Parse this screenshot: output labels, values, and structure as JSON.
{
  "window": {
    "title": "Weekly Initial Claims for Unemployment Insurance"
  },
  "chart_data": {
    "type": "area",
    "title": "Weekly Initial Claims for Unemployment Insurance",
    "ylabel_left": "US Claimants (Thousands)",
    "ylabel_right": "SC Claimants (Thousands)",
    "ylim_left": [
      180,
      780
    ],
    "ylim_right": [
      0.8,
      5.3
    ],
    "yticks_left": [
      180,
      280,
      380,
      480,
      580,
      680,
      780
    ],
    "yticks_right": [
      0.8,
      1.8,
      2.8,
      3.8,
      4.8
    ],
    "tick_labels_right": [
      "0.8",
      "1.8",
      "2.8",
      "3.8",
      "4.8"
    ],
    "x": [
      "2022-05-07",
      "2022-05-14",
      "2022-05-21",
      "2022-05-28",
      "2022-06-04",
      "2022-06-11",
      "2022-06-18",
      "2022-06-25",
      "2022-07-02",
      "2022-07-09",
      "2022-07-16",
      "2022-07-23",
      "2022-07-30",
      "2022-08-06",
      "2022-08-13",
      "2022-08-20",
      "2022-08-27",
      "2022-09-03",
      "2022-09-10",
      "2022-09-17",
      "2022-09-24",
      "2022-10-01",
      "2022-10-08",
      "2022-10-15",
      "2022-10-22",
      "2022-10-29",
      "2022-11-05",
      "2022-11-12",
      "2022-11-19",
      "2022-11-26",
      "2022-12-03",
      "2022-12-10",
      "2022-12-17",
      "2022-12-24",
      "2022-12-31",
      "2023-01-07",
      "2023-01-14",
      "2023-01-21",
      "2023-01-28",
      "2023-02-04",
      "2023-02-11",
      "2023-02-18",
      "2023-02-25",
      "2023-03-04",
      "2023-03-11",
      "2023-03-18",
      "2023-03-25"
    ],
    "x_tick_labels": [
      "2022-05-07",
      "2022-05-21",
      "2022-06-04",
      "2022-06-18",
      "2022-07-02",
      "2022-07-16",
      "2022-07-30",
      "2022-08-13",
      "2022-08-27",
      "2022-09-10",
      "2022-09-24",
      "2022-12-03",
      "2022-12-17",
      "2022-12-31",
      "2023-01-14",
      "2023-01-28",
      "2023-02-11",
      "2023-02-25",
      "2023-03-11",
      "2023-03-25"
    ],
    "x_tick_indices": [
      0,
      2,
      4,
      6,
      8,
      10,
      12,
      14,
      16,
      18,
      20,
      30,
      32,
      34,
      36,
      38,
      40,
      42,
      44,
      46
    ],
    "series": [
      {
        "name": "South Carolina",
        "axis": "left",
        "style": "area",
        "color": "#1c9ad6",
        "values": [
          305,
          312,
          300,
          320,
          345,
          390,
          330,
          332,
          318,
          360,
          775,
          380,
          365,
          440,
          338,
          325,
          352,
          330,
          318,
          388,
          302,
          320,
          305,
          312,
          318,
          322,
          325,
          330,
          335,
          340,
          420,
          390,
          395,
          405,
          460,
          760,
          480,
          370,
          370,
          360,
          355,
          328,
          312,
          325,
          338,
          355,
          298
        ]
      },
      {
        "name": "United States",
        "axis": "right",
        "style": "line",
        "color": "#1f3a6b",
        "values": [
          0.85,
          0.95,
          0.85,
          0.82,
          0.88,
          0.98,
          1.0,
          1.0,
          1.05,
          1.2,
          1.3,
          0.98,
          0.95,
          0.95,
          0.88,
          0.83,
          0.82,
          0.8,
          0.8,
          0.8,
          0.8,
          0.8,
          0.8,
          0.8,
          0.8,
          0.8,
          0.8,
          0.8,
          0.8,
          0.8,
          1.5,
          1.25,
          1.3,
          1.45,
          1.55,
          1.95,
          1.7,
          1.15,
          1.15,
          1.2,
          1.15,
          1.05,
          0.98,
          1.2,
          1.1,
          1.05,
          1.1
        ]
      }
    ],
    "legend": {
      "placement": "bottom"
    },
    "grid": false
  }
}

◆ **WHAT YOU SHOULD DO**: Please return the data above exactly as given.

◆ **RESPONSE FOR THIS EXERCISE**:
Parse this screenshot: output labels, values, and structure as JSON.
{
  "window": {
    "title": "Weekly Initial Claims for Unemployment Insurance"
  },
  "chart_data": {
    "type": "area",
    "title": "Weekly Initial Claims for Unemployment Insurance",
    "ylabel_left": "US Claimants (Thousands)",
    "ylabel_right": "SC Claimants (Thousands)",
    "ylim_left": [
      180,
      780
    ],
    "ylim_right": [
      0.8,
      5.3
    ],
    "yticks_left": [
      180,
      280,
      380,
      480,
      580,
      680,
      780
    ],
    "yticks_right": [
      0.8,
      1.8,
      2.8,
      3.8,
      4.8
    ],
    "tick_labels_right": [
      "0.8",
      "1.8",
      "2.8",
      "3.8",
      "4.8"
    ],
    "x": [
      "2022-05-07",
      "2022-05-14",
      "2022-05-21",
      "2022-05-28",
      "2022-06-04",
      "2022-06-11",
      "2022-06-18",
      "2022-06-25",
      "2022-07-02",
      "2022-07-09",
      "2022-07-16",
      "2022-07-23",
      "2022-07-30",
      "2022-08-06",
      "2022-08-13",
      "2022-08-20",
      "2022-08-27",
      "2022-09-03",
      "2022-09-10",
      "2022-09-17",
      "2022-09-24",
      "2022-10-01",
      "2022-10-08",
      "2022-10-15",
      "2022-10-22",
      "2022-10-29",
      "2022-11-05",
      "2022-11-12",
      "2022-11-19",
      "2022-11-26",
      "2022-12-03",
      "2022-12-10",
      "2022-12-17",
      "2022-12-24",
      "2022-12-31",
      "2023-01-07",
      "2023-01-14",
      "2023-01-21",
      "2023-01-28",
      "2023-02-04",
      "2023-02-11",
      "2023-02-18",
      "2023-02-25",
      "2023-03-04",
      "2023-03-11",
      "2023-03-18",
      "2023-03-25"
    ],
    "x_tick_labels": [
      "2022-05-07",
      "2022-05-21",
      "2022-06-04",
      "2022-06-18",
      "2022-07-02",
      "2022-07-16",
      "2022-07-30",
      "2022-08-13",
      "2022-08-27",
      "2022-09-10",
      "2022-09-24",
      "2022-12-03",
      "2022-12-17",
      "2022-12-31",
      "2023-01-14",
      "2023-01-28",
      "2023-02-11",
      "2023-02-25",
      "2023-03-11",
      "2023-03-25"
    ],
    "x_tick_indices": [
      0,
      2,
      4,
      6,
      8,
      10,
      12,
      14,
      16,
      18,
      20,
      30,
      32,
      34,
      36,
      38,
      40,
      42,
      44,
      46
    ],
    "series": [
      {
        "name": "South Carolina",
        "axis": "left",
        "style": "area",
        "color": "#1c9ad6",
        "values": [
          305,
          312,
          300,
          320,
          345,
          390,
          330,
          332,
          318,
          360,
          775,
          380,
          365,
          440,
          338,
          325,
          352,
          330,
          318,
          388,
          302,
          320,
          305,
          312,
          318,
          322,
          325,
          330,
          335,
          340,
          420,
          390,
          395,
          405,
          460,
          760,
          480,
          370,
          370,
          360,
          355,
          328,
          312,
          325,
          338,
          355,
          298
        ]
      },
      {
        "name": "United States",
        "axis": "right",
        "style": "line",
        "color": "#1f3a6b",
        "values": [
          0.85,
          0.95,
          0.85,
          0.82,
          0.88,
          0.98,
          1.0,
          1.0,
          1.05,
          1.2,
          1.3,
          0.98,
          0.95,
          0.95,
          0.88,
          0.83,
          0.82,
          0.8,
          0.8,
          0.8,
          0.8,
          0.8,
          0.8,
          0.8,
          0.8,
          0.8,
          0.8,
          0.8,
          0.8,
          0.8,
          1.5,
          1.25,
          1.3,
          1.45,
          1.55,
          1.95,
          1.7,
          1.15,
          1.15,
          1.2,
          1.15,
          1.05,
          0.98,
          1.2,
          1.1,
          1.05,
          1.1
        ]
      }
    ],
    "legend": {
      "placement": "bottom"
    },
    "grid": false
  }
}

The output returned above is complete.